TASK STATEMENT
Check every line below for the word "this" and copy the ones that have it.

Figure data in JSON
====================
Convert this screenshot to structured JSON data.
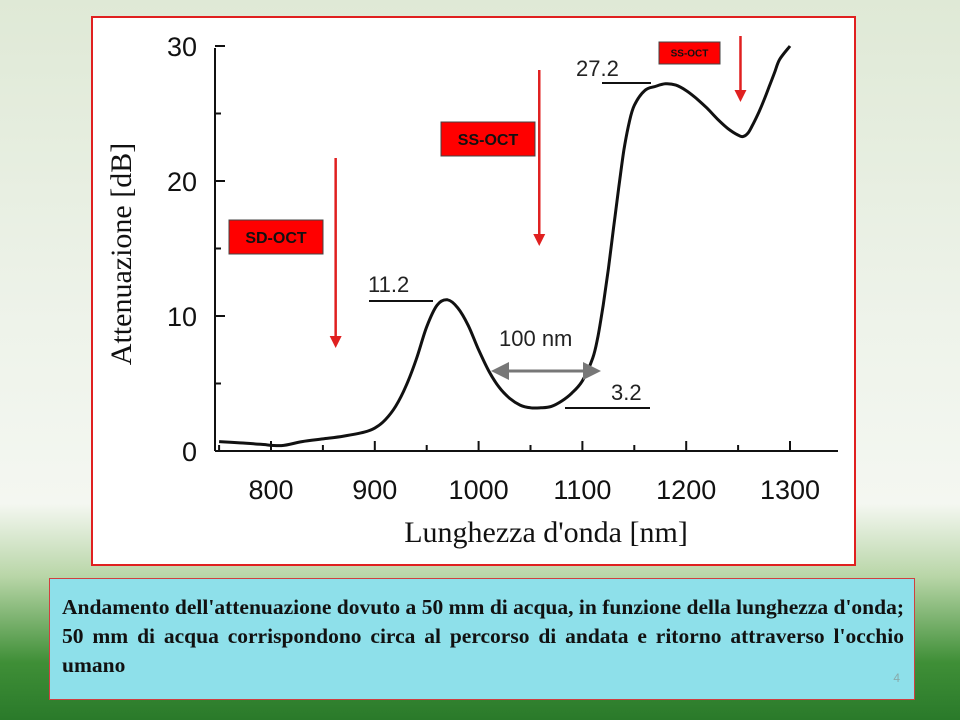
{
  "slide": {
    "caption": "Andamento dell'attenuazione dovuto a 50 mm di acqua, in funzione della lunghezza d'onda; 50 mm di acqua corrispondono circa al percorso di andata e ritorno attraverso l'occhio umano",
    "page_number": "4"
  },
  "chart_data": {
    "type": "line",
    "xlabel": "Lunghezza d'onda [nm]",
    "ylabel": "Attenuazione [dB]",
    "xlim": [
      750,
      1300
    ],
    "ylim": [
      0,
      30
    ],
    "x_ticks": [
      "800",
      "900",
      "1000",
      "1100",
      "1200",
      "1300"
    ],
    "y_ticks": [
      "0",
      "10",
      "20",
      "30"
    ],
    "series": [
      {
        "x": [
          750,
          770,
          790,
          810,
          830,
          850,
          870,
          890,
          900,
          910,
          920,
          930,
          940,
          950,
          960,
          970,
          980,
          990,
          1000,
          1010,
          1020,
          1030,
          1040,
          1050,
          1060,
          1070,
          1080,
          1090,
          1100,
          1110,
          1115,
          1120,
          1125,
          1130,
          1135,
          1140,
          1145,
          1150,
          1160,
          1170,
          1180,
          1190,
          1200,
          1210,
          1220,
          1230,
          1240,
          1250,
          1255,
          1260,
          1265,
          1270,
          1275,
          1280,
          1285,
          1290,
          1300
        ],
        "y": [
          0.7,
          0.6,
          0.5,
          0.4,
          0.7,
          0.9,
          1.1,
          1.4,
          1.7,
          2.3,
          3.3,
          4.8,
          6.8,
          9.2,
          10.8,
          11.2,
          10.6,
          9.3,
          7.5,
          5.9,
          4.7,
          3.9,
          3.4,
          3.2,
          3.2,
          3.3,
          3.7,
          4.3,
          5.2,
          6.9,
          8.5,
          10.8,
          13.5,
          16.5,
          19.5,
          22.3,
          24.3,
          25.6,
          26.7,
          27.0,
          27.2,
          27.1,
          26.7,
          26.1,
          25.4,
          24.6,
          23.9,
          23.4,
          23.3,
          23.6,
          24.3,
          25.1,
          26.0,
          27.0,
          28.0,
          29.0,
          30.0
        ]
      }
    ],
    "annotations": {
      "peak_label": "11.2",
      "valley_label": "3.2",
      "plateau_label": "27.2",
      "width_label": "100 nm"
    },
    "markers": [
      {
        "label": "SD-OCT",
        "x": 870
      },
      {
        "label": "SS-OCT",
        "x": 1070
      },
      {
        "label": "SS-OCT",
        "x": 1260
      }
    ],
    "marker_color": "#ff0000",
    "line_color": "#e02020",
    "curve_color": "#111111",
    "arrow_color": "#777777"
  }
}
====================
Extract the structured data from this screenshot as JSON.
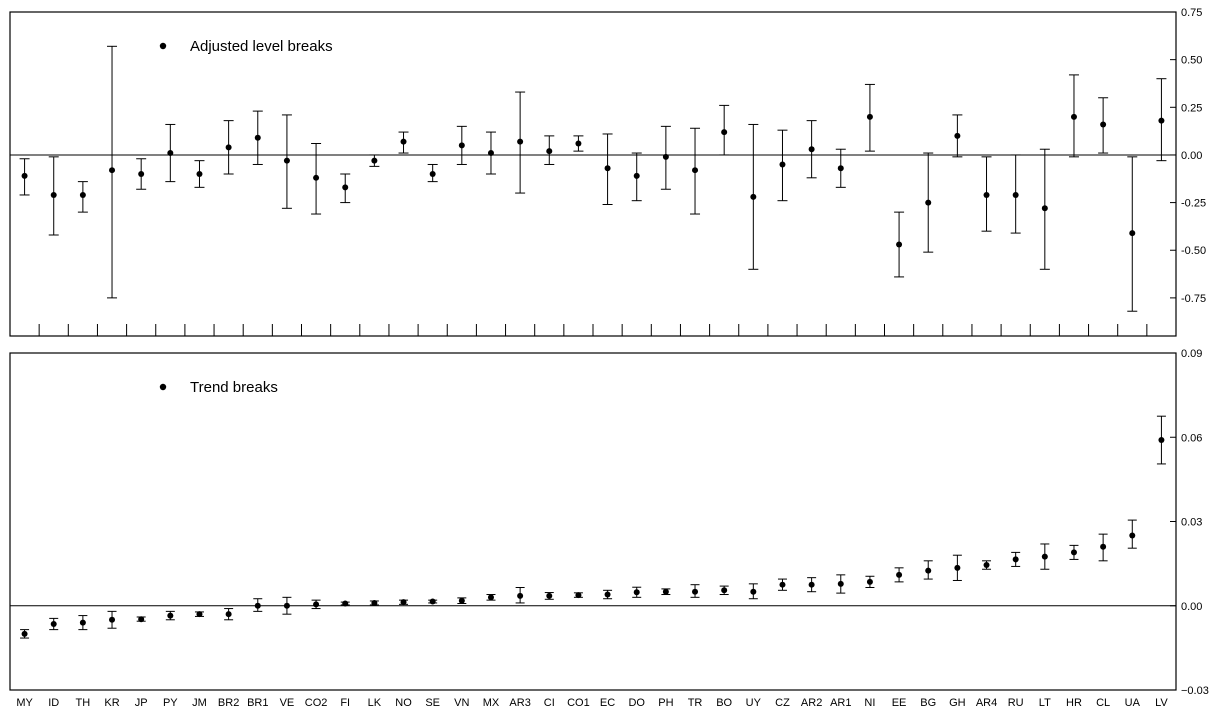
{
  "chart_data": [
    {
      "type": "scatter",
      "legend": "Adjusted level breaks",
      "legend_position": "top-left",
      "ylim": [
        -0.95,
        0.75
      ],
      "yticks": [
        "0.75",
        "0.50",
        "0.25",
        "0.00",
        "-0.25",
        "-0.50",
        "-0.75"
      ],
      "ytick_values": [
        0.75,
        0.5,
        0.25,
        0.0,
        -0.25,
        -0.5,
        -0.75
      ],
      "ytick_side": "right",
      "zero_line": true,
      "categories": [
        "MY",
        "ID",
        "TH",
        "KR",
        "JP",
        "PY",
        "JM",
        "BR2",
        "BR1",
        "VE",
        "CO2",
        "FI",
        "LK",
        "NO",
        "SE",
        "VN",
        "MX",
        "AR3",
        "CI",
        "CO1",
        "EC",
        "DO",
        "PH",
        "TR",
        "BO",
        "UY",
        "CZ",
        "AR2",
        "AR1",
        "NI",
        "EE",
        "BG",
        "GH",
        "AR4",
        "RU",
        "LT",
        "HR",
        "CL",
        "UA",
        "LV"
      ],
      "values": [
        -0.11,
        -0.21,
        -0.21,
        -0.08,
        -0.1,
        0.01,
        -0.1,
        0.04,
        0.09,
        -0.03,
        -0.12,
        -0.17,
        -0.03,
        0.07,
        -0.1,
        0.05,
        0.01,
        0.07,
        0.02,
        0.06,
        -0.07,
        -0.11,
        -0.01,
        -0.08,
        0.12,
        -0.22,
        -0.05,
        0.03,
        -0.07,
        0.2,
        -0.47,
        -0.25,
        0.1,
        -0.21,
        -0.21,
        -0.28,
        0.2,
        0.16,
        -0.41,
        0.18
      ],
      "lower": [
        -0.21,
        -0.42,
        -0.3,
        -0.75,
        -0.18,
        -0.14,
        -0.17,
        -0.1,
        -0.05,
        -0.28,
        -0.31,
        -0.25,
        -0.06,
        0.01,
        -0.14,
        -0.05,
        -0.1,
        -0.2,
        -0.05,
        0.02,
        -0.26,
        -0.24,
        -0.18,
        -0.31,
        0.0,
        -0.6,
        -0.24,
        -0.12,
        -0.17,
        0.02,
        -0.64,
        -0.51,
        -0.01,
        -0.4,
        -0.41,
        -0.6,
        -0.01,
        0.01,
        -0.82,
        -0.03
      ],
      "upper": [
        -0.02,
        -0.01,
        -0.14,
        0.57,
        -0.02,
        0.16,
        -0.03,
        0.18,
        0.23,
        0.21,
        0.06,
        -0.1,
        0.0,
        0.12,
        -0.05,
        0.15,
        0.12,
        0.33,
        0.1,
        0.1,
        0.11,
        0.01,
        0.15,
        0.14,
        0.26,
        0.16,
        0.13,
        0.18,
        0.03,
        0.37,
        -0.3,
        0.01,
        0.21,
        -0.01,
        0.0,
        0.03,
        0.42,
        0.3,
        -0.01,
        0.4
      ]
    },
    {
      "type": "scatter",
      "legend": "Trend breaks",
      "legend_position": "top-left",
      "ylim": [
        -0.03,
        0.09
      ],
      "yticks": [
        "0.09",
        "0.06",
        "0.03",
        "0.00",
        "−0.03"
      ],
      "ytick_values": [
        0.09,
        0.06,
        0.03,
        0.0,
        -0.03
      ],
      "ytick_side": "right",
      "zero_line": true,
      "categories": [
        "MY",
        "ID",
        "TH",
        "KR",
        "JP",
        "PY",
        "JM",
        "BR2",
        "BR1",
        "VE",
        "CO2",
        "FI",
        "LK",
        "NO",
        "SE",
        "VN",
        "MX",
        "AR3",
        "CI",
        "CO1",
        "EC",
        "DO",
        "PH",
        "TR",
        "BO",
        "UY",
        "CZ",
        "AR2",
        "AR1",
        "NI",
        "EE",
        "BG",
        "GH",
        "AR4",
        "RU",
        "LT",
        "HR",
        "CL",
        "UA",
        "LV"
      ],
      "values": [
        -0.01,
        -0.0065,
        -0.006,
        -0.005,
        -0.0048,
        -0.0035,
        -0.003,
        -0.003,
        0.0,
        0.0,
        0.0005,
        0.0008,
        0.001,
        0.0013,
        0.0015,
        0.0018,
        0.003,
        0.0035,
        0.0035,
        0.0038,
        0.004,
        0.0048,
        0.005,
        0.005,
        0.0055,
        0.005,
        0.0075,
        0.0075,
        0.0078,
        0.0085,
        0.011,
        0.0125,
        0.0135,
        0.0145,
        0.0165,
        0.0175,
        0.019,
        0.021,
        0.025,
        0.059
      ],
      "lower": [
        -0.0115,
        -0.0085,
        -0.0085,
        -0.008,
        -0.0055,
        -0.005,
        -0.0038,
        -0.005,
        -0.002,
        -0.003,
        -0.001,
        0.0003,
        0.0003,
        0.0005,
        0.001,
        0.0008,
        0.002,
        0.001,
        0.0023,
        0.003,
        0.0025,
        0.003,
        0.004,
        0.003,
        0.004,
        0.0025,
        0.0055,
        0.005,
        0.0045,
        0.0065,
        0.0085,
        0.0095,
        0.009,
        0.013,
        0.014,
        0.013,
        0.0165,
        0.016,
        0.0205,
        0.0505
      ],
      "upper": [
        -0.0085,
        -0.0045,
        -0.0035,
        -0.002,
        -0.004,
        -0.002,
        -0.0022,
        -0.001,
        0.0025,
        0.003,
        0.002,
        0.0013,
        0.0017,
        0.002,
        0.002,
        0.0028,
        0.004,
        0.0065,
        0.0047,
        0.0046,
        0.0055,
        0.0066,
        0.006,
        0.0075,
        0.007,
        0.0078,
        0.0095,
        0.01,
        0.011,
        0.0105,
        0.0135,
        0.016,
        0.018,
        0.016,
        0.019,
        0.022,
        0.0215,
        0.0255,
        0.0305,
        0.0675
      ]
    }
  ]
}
====================
WRITTEN SOLUTION
Convert this screenshot to structured JSON data.
Extract the structured data from this screenshot as JSON.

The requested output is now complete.